#### Required task
Without including any pictures, write out the listing below exactly.

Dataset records
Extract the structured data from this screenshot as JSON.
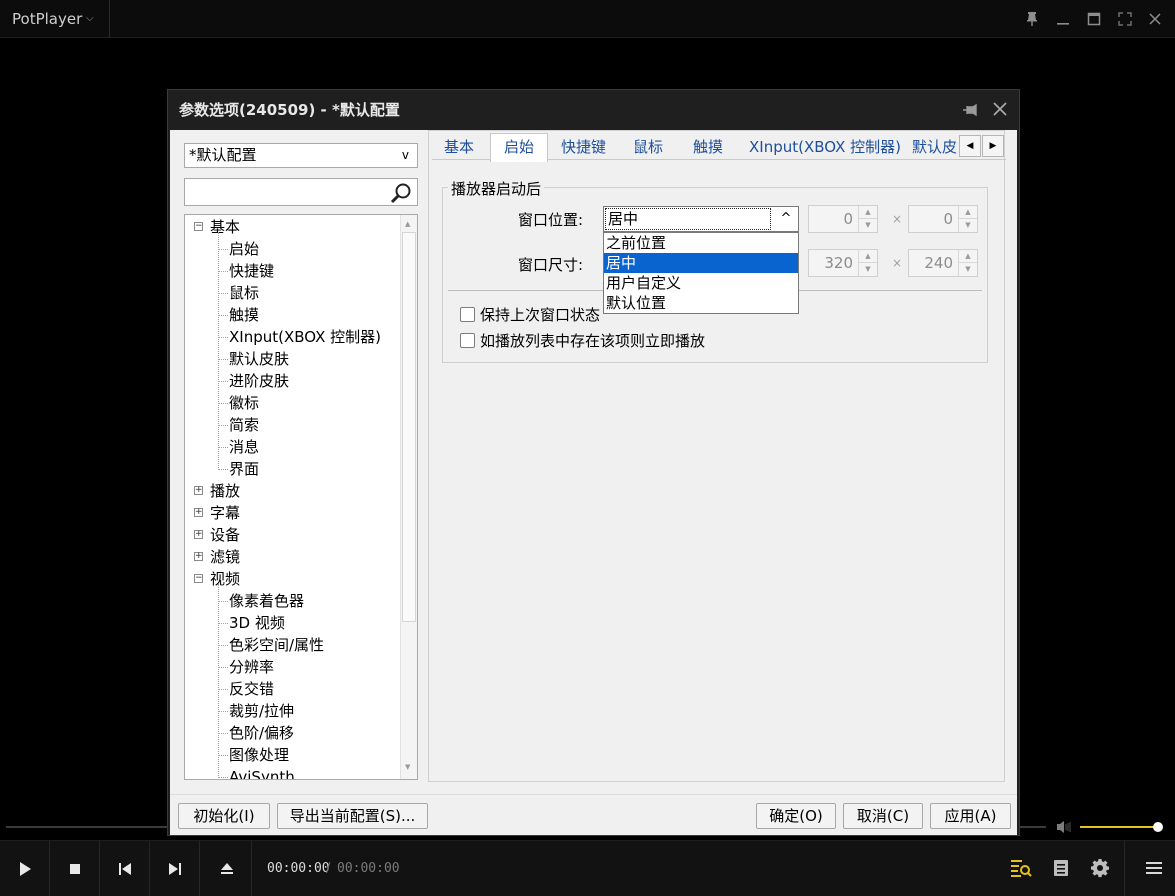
{
  "app": {
    "title": "PotPlayer",
    "menu_chevron": "⌵",
    "window_controls": [
      "pin-icon",
      "minimize-icon",
      "maximize-icon",
      "fullscreen-icon",
      "close-icon"
    ]
  },
  "dialog": {
    "title": "参数选项(240509) - *默认配置",
    "profile": {
      "value": "*默认配置",
      "arrow": "v"
    },
    "search": {
      "value": "",
      "placeholder": ""
    },
    "tree": [
      {
        "label": "基本",
        "level": 0,
        "toggle": "⊟"
      },
      {
        "label": "启始",
        "level": 1
      },
      {
        "label": "快捷键",
        "level": 1
      },
      {
        "label": "鼠标",
        "level": 1
      },
      {
        "label": "触摸",
        "level": 1
      },
      {
        "label": "XInput(XBOX 控制器)",
        "level": 1
      },
      {
        "label": "默认皮肤",
        "level": 1
      },
      {
        "label": "进阶皮肤",
        "level": 1
      },
      {
        "label": "徽标",
        "level": 1
      },
      {
        "label": "简索",
        "level": 1
      },
      {
        "label": "消息",
        "level": 1
      },
      {
        "label": "界面",
        "level": 1
      },
      {
        "label": "播放",
        "level": 0,
        "toggle": "⊞"
      },
      {
        "label": "字幕",
        "level": 0,
        "toggle": "⊞"
      },
      {
        "label": "设备",
        "level": 0,
        "toggle": "⊞"
      },
      {
        "label": "滤镜",
        "level": 0,
        "toggle": "⊞"
      },
      {
        "label": "视频",
        "level": 0,
        "toggle": "⊟"
      },
      {
        "label": "像素着色器",
        "level": 1
      },
      {
        "label": "3D 视频",
        "level": 1
      },
      {
        "label": "色彩空间/属性",
        "level": 1
      },
      {
        "label": "分辨率",
        "level": 1
      },
      {
        "label": "反交错",
        "level": 1
      },
      {
        "label": "裁剪/拉伸",
        "level": 1
      },
      {
        "label": "色阶/偏移",
        "level": 1
      },
      {
        "label": "图像处理",
        "level": 1
      },
      {
        "label": "AviSynth",
        "level": 1
      }
    ],
    "tabs": [
      "基本",
      "启始",
      "快捷键",
      "鼠标",
      "触摸",
      "XInput(XBOX 控制器)",
      "默认皮"
    ],
    "active_tab": "启始",
    "tab_arrows": [
      "◀",
      "▶"
    ],
    "section_title": "播放器启动后",
    "window_position": {
      "label": "窗口位置:",
      "value": "居中",
      "button": "^",
      "options": [
        "之前位置",
        "居中",
        "用户自定义",
        "默认位置"
      ],
      "selected": "居中",
      "x": "0",
      "y": "0"
    },
    "window_size": {
      "label": "窗口尺寸:",
      "width": "320",
      "height": "240"
    },
    "times_symbol": "×",
    "spin_up": "▲",
    "spin_down": "▼",
    "checkboxes": [
      {
        "label": "保持上次窗口状态",
        "checked": false
      },
      {
        "label": "如播放列表中存在该项则立即播放",
        "checked": false
      }
    ],
    "buttons": {
      "reset": "初始化(I)",
      "export": "导出当前配置(S)...",
      "ok": "确定(O)",
      "cancel": "取消(C)",
      "apply": "应用(A)"
    }
  },
  "player": {
    "time_current": "00:00:00",
    "time_separator": "/",
    "time_total": "00:00:00",
    "volume": 1.0,
    "accent_color": "#e6c21c"
  }
}
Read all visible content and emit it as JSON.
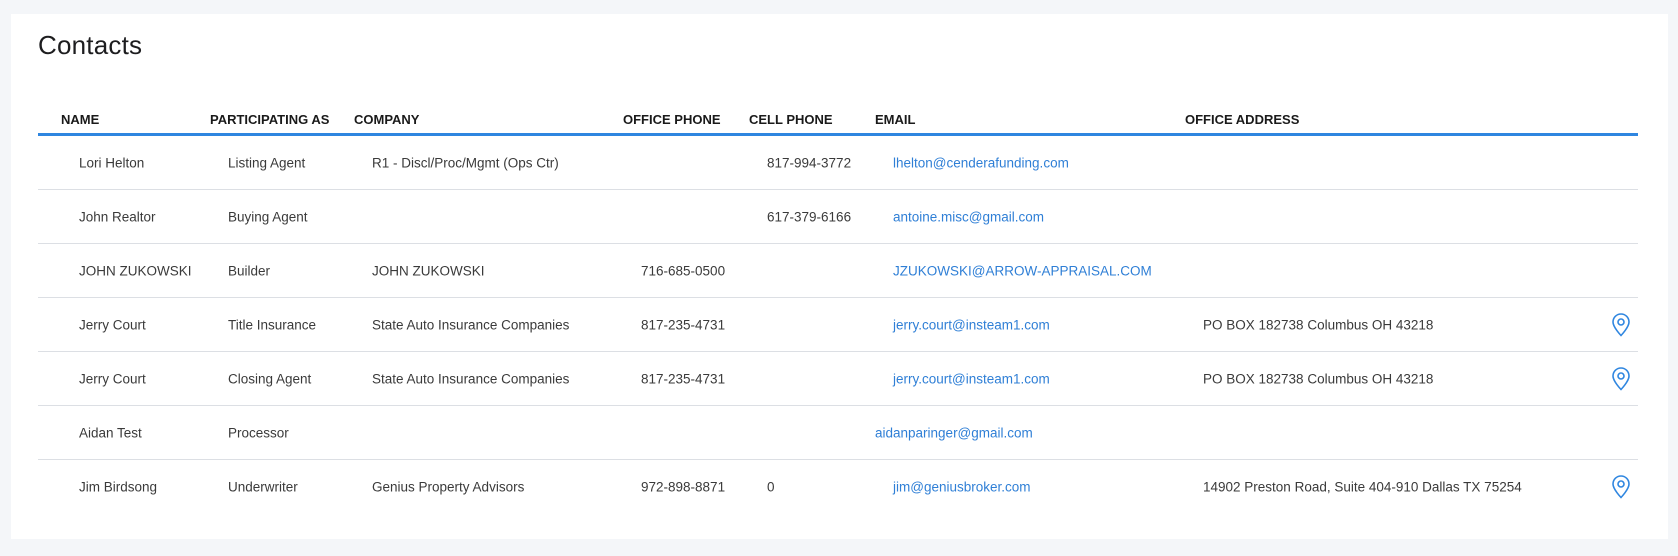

#### Final result
Extract the structured data from this screenshot as JSON.
{
  "app": {
    "title": "PotPlayer",
    "menu_chevron": "⌵",
    "window_controls": [
      "pin-icon",
      "minimize-icon",
      "maximize-icon",
      "fullscreen-icon",
      "close-icon"
    ]
  },
  "dialog": {
    "title": "参数选项(240509) - *默认配置",
    "profile": {
      "value": "*默认配置",
      "arrow": "v"
    },
    "search": {
      "value": "",
      "placeholder": ""
    },
    "tree": [
      {
        "label": "基本",
        "level": 0,
        "toggle": "⊟"
      },
      {
        "label": "启始",
        "level": 1
      },
      {
        "label": "快捷键",
        "level": 1
      },
      {
        "label": "鼠标",
        "level": 1
      },
      {
        "label": "触摸",
        "level": 1
      },
      {
        "label": "XInput(XBOX 控制器)",
        "level": 1
      },
      {
        "label": "默认皮肤",
        "level": 1
      },
      {
        "label": "进阶皮肤",
        "level": 1
      },
      {
        "label": "徽标",
        "level": 1
      },
      {
        "label": "简索",
        "level": 1
      },
      {
        "label": "消息",
        "level": 1
      },
      {
        "label": "界面",
        "level": 1
      },
      {
        "label": "播放",
        "level": 0,
        "toggle": "⊞"
      },
      {
        "label": "字幕",
        "level": 0,
        "toggle": "⊞"
      },
      {
        "label": "设备",
        "level": 0,
        "toggle": "⊞"
      },
      {
        "label": "滤镜",
        "level": 0,
        "toggle": "⊞"
      },
      {
        "label": "视频",
        "level": 0,
        "toggle": "⊟"
      },
      {
        "label": "像素着色器",
        "level": 1
      },
      {
        "label": "3D 视频",
        "level": 1
      },
      {
        "label": "色彩空间/属性",
        "level": 1
      },
      {
        "label": "分辨率",
        "level": 1
      },
      {
        "label": "反交错",
        "level": 1
      },
      {
        "label": "裁剪/拉伸",
        "level": 1
      },
      {
        "label": "色阶/偏移",
        "level": 1
      },
      {
        "label": "图像处理",
        "level": 1
      },
      {
        "label": "AviSynth",
        "level": 1
      }
    ],
    "tabs": [
      "基本",
      "启始",
      "快捷键",
      "鼠标",
      "触摸",
      "XInput(XBOX 控制器)",
      "默认皮"
    ],
    "active_tab": "启始",
    "tab_arrows": [
      "◀",
      "▶"
    ],
    "section_title": "播放器启动后",
    "window_position": {
      "label": "窗口位置:",
      "value": "居中",
      "button": "^",
      "options": [
        "之前位置",
        "居中",
        "用户自定义",
        "默认位置"
      ],
      "selected": "居中",
      "x": "0",
      "y": "0"
    },
    "window_size": {
      "label": "窗口尺寸:",
      "width": "320",
      "height": "240"
    },
    "times_symbol": "×",
    "spin_up": "▲",
    "spin_down": "▼",
    "checkboxes": [
      {
        "label": "保持上次窗口状态",
        "checked": false
      },
      {
        "label": "如播放列表中存在该项则立即播放",
        "checked": false
      }
    ],
    "buttons": {
      "reset": "初始化(I)",
      "export": "导出当前配置(S)...",
      "ok": "确定(O)",
      "cancel": "取消(C)",
      "apply": "应用(A)"
    }
  },
  "player": {
    "time_current": "00:00:00",
    "time_separator": "/",
    "time_total": "00:00:00",
    "volume": 1.0,
    "accent_color": "#e6c21c"
  }
}
Read all visible content and emit it as JSON.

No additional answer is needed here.